> Supplied records:
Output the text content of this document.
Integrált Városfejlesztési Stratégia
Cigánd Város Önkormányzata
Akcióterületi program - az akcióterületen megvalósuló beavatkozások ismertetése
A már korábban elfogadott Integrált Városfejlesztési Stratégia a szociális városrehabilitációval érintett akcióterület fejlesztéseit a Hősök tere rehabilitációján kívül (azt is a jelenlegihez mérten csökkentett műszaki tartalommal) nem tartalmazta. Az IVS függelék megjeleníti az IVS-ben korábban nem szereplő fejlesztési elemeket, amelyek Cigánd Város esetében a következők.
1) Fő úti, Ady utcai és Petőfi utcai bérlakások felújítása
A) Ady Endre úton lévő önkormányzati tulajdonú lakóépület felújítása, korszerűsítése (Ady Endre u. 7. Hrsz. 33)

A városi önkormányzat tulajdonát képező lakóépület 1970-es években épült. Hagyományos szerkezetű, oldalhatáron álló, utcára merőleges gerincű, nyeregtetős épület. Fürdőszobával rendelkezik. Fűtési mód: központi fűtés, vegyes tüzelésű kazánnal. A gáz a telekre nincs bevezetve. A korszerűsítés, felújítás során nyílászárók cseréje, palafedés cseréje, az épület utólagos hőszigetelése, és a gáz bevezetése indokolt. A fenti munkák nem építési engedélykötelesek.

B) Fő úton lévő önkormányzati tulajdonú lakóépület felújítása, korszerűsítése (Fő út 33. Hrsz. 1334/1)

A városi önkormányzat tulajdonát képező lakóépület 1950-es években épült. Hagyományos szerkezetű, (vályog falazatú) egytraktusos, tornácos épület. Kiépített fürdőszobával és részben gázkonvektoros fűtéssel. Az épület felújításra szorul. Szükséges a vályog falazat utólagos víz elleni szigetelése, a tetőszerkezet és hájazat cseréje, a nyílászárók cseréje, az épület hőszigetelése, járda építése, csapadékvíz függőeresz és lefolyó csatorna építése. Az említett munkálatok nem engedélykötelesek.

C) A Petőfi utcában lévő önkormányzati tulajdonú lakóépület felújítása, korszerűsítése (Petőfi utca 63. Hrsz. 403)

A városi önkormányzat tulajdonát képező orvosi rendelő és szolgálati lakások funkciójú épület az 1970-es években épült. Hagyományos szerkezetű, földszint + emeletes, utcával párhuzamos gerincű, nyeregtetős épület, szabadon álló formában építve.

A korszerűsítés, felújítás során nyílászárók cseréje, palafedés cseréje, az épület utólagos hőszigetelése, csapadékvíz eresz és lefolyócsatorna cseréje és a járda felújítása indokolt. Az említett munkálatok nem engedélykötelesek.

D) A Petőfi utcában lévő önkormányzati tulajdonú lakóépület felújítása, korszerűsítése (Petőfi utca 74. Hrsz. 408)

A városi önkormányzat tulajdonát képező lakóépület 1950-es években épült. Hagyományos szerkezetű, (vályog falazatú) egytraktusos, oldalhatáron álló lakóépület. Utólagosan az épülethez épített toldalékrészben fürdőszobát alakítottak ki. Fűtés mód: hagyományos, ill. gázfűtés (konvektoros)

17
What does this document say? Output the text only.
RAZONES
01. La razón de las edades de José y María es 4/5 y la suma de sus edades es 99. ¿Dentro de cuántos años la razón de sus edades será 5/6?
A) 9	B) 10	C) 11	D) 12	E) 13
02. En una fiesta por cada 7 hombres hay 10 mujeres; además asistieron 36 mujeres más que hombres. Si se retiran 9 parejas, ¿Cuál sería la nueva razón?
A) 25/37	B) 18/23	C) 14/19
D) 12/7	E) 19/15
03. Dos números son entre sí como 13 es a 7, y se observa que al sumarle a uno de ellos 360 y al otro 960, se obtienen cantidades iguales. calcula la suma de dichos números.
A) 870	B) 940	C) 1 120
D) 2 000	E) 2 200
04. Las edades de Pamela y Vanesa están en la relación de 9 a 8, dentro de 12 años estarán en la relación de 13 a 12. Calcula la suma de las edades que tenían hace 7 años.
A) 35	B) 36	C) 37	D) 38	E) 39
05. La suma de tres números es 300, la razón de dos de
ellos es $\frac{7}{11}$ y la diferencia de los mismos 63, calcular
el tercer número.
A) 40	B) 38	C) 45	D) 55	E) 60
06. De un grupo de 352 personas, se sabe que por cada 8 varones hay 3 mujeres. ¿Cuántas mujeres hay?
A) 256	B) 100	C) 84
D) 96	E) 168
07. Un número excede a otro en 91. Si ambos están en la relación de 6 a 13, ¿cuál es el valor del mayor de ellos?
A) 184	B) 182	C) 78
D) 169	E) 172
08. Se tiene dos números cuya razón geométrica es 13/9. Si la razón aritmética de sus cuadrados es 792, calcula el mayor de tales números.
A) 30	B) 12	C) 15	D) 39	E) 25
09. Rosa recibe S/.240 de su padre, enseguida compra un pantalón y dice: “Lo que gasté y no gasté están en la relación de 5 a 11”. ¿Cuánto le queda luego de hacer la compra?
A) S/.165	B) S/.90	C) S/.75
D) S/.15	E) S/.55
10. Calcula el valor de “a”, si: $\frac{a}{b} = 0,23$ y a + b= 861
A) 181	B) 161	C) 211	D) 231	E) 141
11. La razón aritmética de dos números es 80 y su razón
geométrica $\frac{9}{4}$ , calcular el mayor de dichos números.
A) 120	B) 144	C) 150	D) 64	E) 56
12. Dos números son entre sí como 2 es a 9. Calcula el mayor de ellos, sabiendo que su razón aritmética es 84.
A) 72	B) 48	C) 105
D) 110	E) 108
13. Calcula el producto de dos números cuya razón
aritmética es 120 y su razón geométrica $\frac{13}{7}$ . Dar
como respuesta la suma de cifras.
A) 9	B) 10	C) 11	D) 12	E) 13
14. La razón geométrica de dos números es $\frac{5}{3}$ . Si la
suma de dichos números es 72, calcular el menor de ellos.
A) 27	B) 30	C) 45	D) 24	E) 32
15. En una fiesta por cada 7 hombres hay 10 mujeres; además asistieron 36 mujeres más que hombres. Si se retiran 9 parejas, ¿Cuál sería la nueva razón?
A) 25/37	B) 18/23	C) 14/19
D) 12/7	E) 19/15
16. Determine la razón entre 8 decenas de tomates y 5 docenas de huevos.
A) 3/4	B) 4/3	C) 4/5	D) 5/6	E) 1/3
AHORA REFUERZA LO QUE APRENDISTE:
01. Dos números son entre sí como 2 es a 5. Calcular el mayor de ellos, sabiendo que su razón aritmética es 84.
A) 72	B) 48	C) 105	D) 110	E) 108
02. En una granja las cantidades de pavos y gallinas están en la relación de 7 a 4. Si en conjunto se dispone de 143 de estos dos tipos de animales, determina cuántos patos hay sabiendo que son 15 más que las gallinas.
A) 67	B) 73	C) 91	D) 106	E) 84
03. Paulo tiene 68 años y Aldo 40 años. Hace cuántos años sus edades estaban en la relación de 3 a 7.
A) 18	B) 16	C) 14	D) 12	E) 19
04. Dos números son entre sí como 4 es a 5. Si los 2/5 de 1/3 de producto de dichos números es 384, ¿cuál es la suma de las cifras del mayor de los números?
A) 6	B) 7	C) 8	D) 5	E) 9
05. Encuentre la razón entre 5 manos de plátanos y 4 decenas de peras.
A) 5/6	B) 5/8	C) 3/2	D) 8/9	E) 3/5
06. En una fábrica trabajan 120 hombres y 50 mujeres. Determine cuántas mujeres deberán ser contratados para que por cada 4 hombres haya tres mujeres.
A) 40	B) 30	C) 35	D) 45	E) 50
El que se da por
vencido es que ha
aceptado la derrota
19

> What you are asked to do:
Write out every entry again, keeping each line exactly the same.

> Output of the exercise:
Output the text content of this document.
Integrált Városfejlesztési Stratégia
Cigánd Város Önkormányzata
Akcióterületi program - az akcióterületen megvalósuló beavatkozások ismertetése
A már korábban elfogadott Integrált Városfejlesztési Stratégia a szociális városrehabilitációval érintett akcióterület fejlesztéseit a Hősök tere rehabilitációján kívül (azt is a jelenlegihez mérten csökkentett műszaki tartalommal) nem tartalmazta. Az IVS függelék megjeleníti az IVS-ben korábban nem szereplő fejlesztési elemeket, amelyek Cigánd Város esetében a következők.
1) Fő úti, Ady utcai és Petőfi utcai bérlakások felújítása
A) Ady Endre úton lévő önkormányzati tulajdonú lakóépület felújítása, korszerűsítése (Ady Endre u. 7. Hrsz. 33)

A városi önkormányzat tulajdonát képező lakóépület 1970-es években épült. Hagyományos szerkezetű, oldalhatáron álló, utcára merőleges gerincű, nyeregtetős épület. Fürdőszobával rendelkezik. Fűtési mód: központi fűtés, vegyes tüzelésű kazánnal. A gáz a telekre nincs bevezetve. A korszerűsítés, felújítás során nyílászárók cseréje, palafedés cseréje, az épület utólagos hőszigetelése, és a gáz bevezetése indokolt. A fenti munkák nem építési engedélykötelesek.

B) Fő úton lévő önkormányzati tulajdonú lakóépület felújítása, korszerűsítése (Fő út 33. Hrsz. 1334/1)

A városi önkormányzat tulajdonát képező lakóépület 1950-es években épült. Hagyományos szerkezetű, (vályog falazatú) egytraktusos, tornácos épület. Kiépített fürdőszobával és részben gázkonvektoros fűtéssel. Az épület felújításra szorul. Szükséges a vályog falazat utólagos víz elleni szigetelése, a tetőszerkezet és hájazat cseréje, a nyílászárók cseréje, az épület hőszigetelése, járda építése, csapadékvíz függőeresz és lefolyó csatorna építése. Az említett munkálatok nem engedélykötelesek.

C) A Petőfi utcában lévő önkormányzati tulajdonú lakóépület felújítása, korszerűsítése (Petőfi utca 63. Hrsz. 403)

A városi önkormányzat tulajdonát képező orvosi rendelő és szolgálati lakások funkciójú épület az 1970-es években épült. Hagyományos szerkezetű, földszint + emeletes, utcával párhuzamos gerincű, nyeregtetős épület, szabadon álló formában építve.

A korszerűsítés, felújítás során nyílászárók cseréje, palafedés cseréje, az épület utólagos hőszigetelése, csapadékvíz eresz és lefolyócsatorna cseréje és a járda felújítása indokolt. Az említett munkálatok nem engedélykötelesek.

D) A Petőfi utcában lévő önkormányzati tulajdonú lakóépület felújítása, korszerűsítése (Petőfi utca 74. Hrsz. 408)

A városi önkormányzat tulajdonát képező lakóépület 1950-es években épült. Hagyományos szerkezetű, (vályog falazatú) egytraktusos, oldalhatáron álló lakóépület. Utólagosan az épülethez épített toldalékrészben fürdőszobát alakítottak ki. Fűtés mód: hagyományos, ill. gázfűtés (konvektoros)

17
What does this document say? Output the text only.
RAZONES
01. La razón de las edades de José y María es 4/5 y la suma de sus edades es 99. ¿Dentro de cuántos años la razón de sus edades será 5/6?
A) 9	B) 10	C) 11	D) 12	E) 13
02. En una fiesta por cada 7 hombres hay 10 mujeres; además asistieron 36 mujeres más que hombres. Si se retiran 9 parejas, ¿Cuál sería la nueva razón?
A) 25/37	B) 18/23	C) 14/19
D) 12/7	E) 19/15
03. Dos números son entre sí como 13 es a 7, y se observa que al sumarle a uno de ellos 360 y al otro 960, se obtienen cantidades iguales. calcula la suma de dichos números.
A) 870	B) 940	C) 1 120
D) 2 000	E) 2 200
04. Las edades de Pamela y Vanesa están en la relación de 9 a 8, dentro de 12 años estarán en la relación de 13 a 12. Calcula la suma de las edades que tenían hace 7 años.
A) 35	B) 36	C) 37	D) 38	E) 39
05. La suma de tres números es 300, la razón de dos de
ellos es $\frac{7}{11}$ y la diferencia de los mismos 63, calcular
el tercer número.
A) 40	B) 38	C) 45	D) 55	E) 60
06. De un grupo de 352 personas, se sabe que por cada 8 varones hay 3 mujeres. ¿Cuántas mujeres hay?
A) 256	B) 100	C) 84
D) 96	E) 168
07. Un número excede a otro en 91. Si ambos están en la relación de 6 a 13, ¿cuál es el valor del mayor de ellos?
A) 184	B) 182	C) 78
D) 169	E) 172
08. Se tiene dos números cuya razón geométrica es 13/9. Si la razón aritmética de sus cuadrados es 792, calcula el mayor de tales números.
A) 30	B) 12	C) 15	D) 39	E) 25
09. Rosa recibe S/.240 de su padre, enseguida compra un pantalón y dice: “Lo que gasté y no gasté están en la relación de 5 a 11”. ¿Cuánto le queda luego de hacer la compra?
A) S/.165	B) S/.90	C) S/.75
D) S/.15	E) S/.55
10. Calcula el valor de “a”, si: $\frac{a}{b} = 0,23$ y a + b= 861
A) 181	B) 161	C) 211	D) 231	E) 141
11. La razón aritmética de dos números es 80 y su razón
geométrica $\frac{9}{4}$ , calcular el mayor de dichos números.
A) 120	B) 144	C) 150	D) 64	E) 56
12. Dos números son entre sí como 2 es a 9. Calcula el mayor de ellos, sabiendo que su razón aritmética es 84.
A) 72	B) 48	C) 105
D) 110	E) 108
13. Calcula el producto de dos números cuya razón
aritmética es 120 y su razón geométrica $\frac{13}{7}$ . Dar
como respuesta la suma de cifras.
A) 9	B) 10	C) 11	D) 12	E) 13
14. La razón geométrica de dos números es $\frac{5}{3}$ . Si la
suma de dichos números es 72, calcular el menor de ellos.
A) 27	B) 30	C) 45	D) 24	E) 32
15. En una fiesta por cada 7 hombres hay 10 mujeres; además asistieron 36 mujeres más que hombres. Si se retiran 9 parejas, ¿Cuál sería la nueva razón?
A) 25/37	B) 18/23	C) 14/19
D) 12/7	E) 19/15
16. Determine la razón entre 8 decenas de tomates y 5 docenas de huevos.
A) 3/4	B) 4/3	C) 4/5	D) 5/6	E) 1/3
AHORA REFUERZA LO QUE APRENDISTE:
01. Dos números son entre sí como 2 es a 5. Calcular el mayor de ellos, sabiendo que su razón aritmética es 84.
A) 72	B) 48	C) 105	D) 110	E) 108
02. En una granja las cantidades de pavos y gallinas están en la relación de 7 a 4. Si en conjunto se dispone de 143 de estos dos tipos de animales, determina cuántos patos hay sabiendo que son 15 más que las gallinas.
A) 67	B) 73	C) 91	D) 106	E) 84
03. Paulo tiene 68 años y Aldo 40 años. Hace cuántos años sus edades estaban en la relación de 3 a 7.
A) 18	B) 16	C) 14	D) 12	E) 19
04. Dos números son entre sí como 4 es a 5. Si los 2/5 de 1/3 de producto de dichos números es 384, ¿cuál es la suma de las cifras del mayor de los números?
A) 6	B) 7	C) 8	D) 5	E) 9
05. Encuentre la razón entre 5 manos de plátanos y 4 decenas de peras.
A) 5/6	B) 5/8	C) 3/2	D) 8/9	E) 3/5
06. En una fábrica trabajan 120 hombres y 50 mujeres. Determine cuántas mujeres deberán ser contratados para que por cada 4 hombres haya tres mujeres.
A) 40	B) 30	C) 35	D) 45	E) 50
El que se da por
vencido es que ha
aceptado la derrota
19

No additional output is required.